**DO THIS:** Among the records below, find each line that includes the string "ffffff" and copy it.

**DATA SHOWN:**
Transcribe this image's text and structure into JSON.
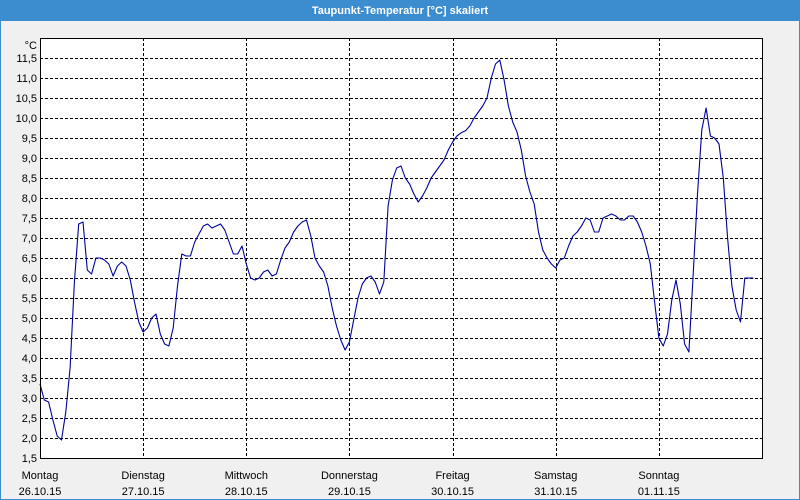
{
  "colors": {
    "title_bar": "#3c8dd0",
    "title_text": "#ffffff",
    "panel_background": "#f0f0f0",
    "plot_background": "#ffffff",
    "grid": "#000000",
    "axis": "#000000",
    "text": "#000000"
  },
  "chart_data": {
    "type": "line",
    "title": "Taupunkt-Temperatur [°C] skaliert",
    "ylabel": "°C",
    "ylim": [
      1.5,
      12.0
    ],
    "xlim": [
      "26.10.15 00:00",
      "02.11.15 00:00"
    ],
    "grid": true,
    "ytick_labels": [
      "1,5",
      "2,0",
      "2,5",
      "3,0",
      "3,5",
      "4,0",
      "4,5",
      "5,0",
      "5,5",
      "6,0",
      "6,5",
      "7,0",
      "7,5",
      "8,0",
      "8,5",
      "9,0",
      "9,5",
      "10,0",
      "10,5",
      "11,0",
      "11,5"
    ],
    "xticks": [
      {
        "at": "26.10.15 00:00",
        "day": "Montag",
        "date": "26.10.15"
      },
      {
        "at": "27.10.15 00:00",
        "day": "Dienstag",
        "date": "27.10.15"
      },
      {
        "at": "28.10.15 00:00",
        "day": "Mittwoch",
        "date": "28.10.15"
      },
      {
        "at": "29.10.15 00:00",
        "day": "Donnerstag",
        "date": "29.10.15"
      },
      {
        "at": "30.10.15 00:00",
        "day": "Freitag",
        "date": "30.10.15"
      },
      {
        "at": "31.10.15 00:00",
        "day": "Samstag",
        "date": "31.10.15"
      },
      {
        "at": "01.11.15 00:00",
        "day": "Sonntag",
        "date": "01.11.15"
      }
    ],
    "x": [
      "26.10.15 00:00",
      "26.10.15 01:00",
      "26.10.15 02:00",
      "26.10.15 03:00",
      "26.10.15 04:00",
      "26.10.15 05:00",
      "26.10.15 06:00",
      "26.10.15 07:00",
      "26.10.15 08:00",
      "26.10.15 09:00",
      "26.10.15 10:00",
      "26.10.15 11:00",
      "26.10.15 12:00",
      "26.10.15 13:00",
      "26.10.15 14:00",
      "26.10.15 15:00",
      "26.10.15 16:00",
      "26.10.15 17:00",
      "26.10.15 18:00",
      "26.10.15 19:00",
      "26.10.15 20:00",
      "26.10.15 21:00",
      "26.10.15 22:00",
      "26.10.15 23:00",
      "27.10.15 00:00",
      "27.10.15 01:00",
      "27.10.15 02:00",
      "27.10.15 03:00",
      "27.10.15 04:00",
      "27.10.15 05:00",
      "27.10.15 06:00",
      "27.10.15 07:00",
      "27.10.15 08:00",
      "27.10.15 09:00",
      "27.10.15 10:00",
      "27.10.15 11:00",
      "27.10.15 12:00",
      "27.10.15 13:00",
      "27.10.15 14:00",
      "27.10.15 15:00",
      "27.10.15 16:00",
      "27.10.15 17:00",
      "27.10.15 18:00",
      "27.10.15 19:00",
      "27.10.15 20:00",
      "27.10.15 21:00",
      "27.10.15 22:00",
      "27.10.15 23:00",
      "28.10.15 00:00",
      "28.10.15 01:00",
      "28.10.15 02:00",
      "28.10.15 03:00",
      "28.10.15 04:00",
      "28.10.15 05:00",
      "28.10.15 06:00",
      "28.10.15 07:00",
      "28.10.15 08:00",
      "28.10.15 09:00",
      "28.10.15 10:00",
      "28.10.15 11:00",
      "28.10.15 12:00",
      "28.10.15 13:00",
      "28.10.15 14:00",
      "28.10.15 15:00",
      "28.10.15 16:00",
      "28.10.15 17:00",
      "28.10.15 18:00",
      "28.10.15 19:00",
      "28.10.15 20:00",
      "28.10.15 21:00",
      "28.10.15 22:00",
      "28.10.15 23:00",
      "29.10.15 00:00",
      "29.10.15 01:00",
      "29.10.15 02:00",
      "29.10.15 03:00",
      "29.10.15 04:00",
      "29.10.15 05:00",
      "29.10.15 06:00",
      "29.10.15 07:00",
      "29.10.15 08:00",
      "29.10.15 09:00",
      "29.10.15 10:00",
      "29.10.15 11:00",
      "29.10.15 12:00",
      "29.10.15 13:00",
      "29.10.15 14:00",
      "29.10.15 15:00",
      "29.10.15 16:00",
      "29.10.15 17:00",
      "29.10.15 18:00",
      "29.10.15 19:00",
      "29.10.15 20:00",
      "29.10.15 21:00",
      "29.10.15 22:00",
      "29.10.15 23:00",
      "30.10.15 00:00",
      "30.10.15 01:00",
      "30.10.15 02:00",
      "30.10.15 03:00",
      "30.10.15 04:00",
      "30.10.15 05:00",
      "30.10.15 06:00",
      "30.10.15 07:00",
      "30.10.15 08:00",
      "30.10.15 09:00",
      "30.10.15 10:00",
      "30.10.15 11:00",
      "30.10.15 12:00",
      "30.10.15 13:00",
      "30.10.15 14:00",
      "30.10.15 15:00",
      "30.10.15 16:00",
      "30.10.15 17:00",
      "30.10.15 18:00",
      "30.10.15 19:00",
      "30.10.15 20:00",
      "30.10.15 21:00",
      "30.10.15 22:00",
      "30.10.15 23:00",
      "31.10.15 00:00",
      "31.10.15 01:00",
      "31.10.15 02:00",
      "31.10.15 03:00",
      "31.10.15 04:00",
      "31.10.15 05:00",
      "31.10.15 06:00",
      "31.10.15 07:00",
      "31.10.15 08:00",
      "31.10.15 09:00",
      "31.10.15 10:00",
      "31.10.15 11:00",
      "31.10.15 12:00",
      "31.10.15 13:00",
      "31.10.15 14:00",
      "31.10.15 15:00",
      "31.10.15 16:00",
      "31.10.15 17:00",
      "31.10.15 18:00",
      "31.10.15 19:00",
      "31.10.15 20:00",
      "31.10.15 21:00",
      "31.10.15 22:00",
      "31.10.15 23:00",
      "01.11.15 00:00",
      "01.11.15 01:00",
      "01.11.15 02:00",
      "01.11.15 03:00",
      "01.11.15 04:00",
      "01.11.15 05:00",
      "01.11.15 06:00",
      "01.11.15 07:00",
      "01.11.15 08:00",
      "01.11.15 09:00",
      "01.11.15 10:00",
      "01.11.15 11:00",
      "01.11.15 12:00",
      "01.11.15 13:00",
      "01.11.15 14:00",
      "01.11.15 15:00",
      "01.11.15 16:00",
      "01.11.15 17:00",
      "01.11.15 18:00",
      "01.11.15 19:00",
      "01.11.15 20:00",
      "01.11.15 21:00",
      "01.11.15 22:00"
    ],
    "series": [
      {
        "color": "#00009c",
        "values": [
          3.35,
          2.95,
          2.9,
          2.45,
          2.05,
          1.95,
          2.65,
          3.75,
          5.9,
          7.35,
          7.4,
          6.2,
          6.1,
          6.5,
          6.5,
          6.45,
          6.35,
          6.05,
          6.3,
          6.4,
          6.3,
          5.95,
          5.4,
          4.9,
          4.65,
          4.75,
          5.0,
          5.1,
          4.6,
          4.35,
          4.3,
          4.75,
          5.8,
          6.6,
          6.55,
          6.55,
          6.9,
          7.1,
          7.3,
          7.35,
          7.25,
          7.3,
          7.35,
          7.2,
          6.9,
          6.6,
          6.6,
          6.8,
          6.35,
          6.0,
          5.95,
          6.0,
          6.15,
          6.2,
          6.05,
          6.1,
          6.45,
          6.75,
          6.9,
          7.15,
          7.3,
          7.4,
          7.45,
          7.05,
          6.5,
          6.3,
          6.15,
          5.8,
          5.25,
          4.8,
          4.45,
          4.2,
          4.4,
          4.95,
          5.5,
          5.85,
          6.0,
          6.05,
          5.9,
          5.6,
          5.9,
          7.8,
          8.45,
          8.75,
          8.8,
          8.5,
          8.35,
          8.1,
          7.9,
          8.05,
          8.25,
          8.5,
          8.65,
          8.8,
          8.95,
          9.2,
          9.4,
          9.55,
          9.63,
          9.68,
          9.8,
          10.0,
          10.15,
          10.3,
          10.5,
          11.0,
          11.35,
          11.45,
          10.95,
          10.3,
          9.9,
          9.65,
          9.2,
          8.55,
          8.15,
          7.85,
          7.15,
          6.7,
          6.5,
          6.35,
          6.25,
          6.45,
          6.5,
          6.8,
          7.05,
          7.15,
          7.3,
          7.5,
          7.45,
          7.15,
          7.15,
          7.5,
          7.55,
          7.6,
          7.55,
          7.45,
          7.45,
          7.55,
          7.55,
          7.4,
          7.15,
          6.8,
          6.35,
          5.4,
          4.5,
          4.3,
          4.6,
          5.45,
          5.95,
          5.35,
          4.35,
          4.15,
          6.1,
          8.1,
          9.7,
          10.25,
          9.55,
          9.5,
          9.35,
          8.5,
          7.0,
          5.8,
          5.2,
          4.9,
          6.0,
          6.0,
          6.0
        ]
      }
    ]
  }
}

**TASK RESPONSE:**
    "title_text": "#ffffff",
    "plot_background": "#ffffff",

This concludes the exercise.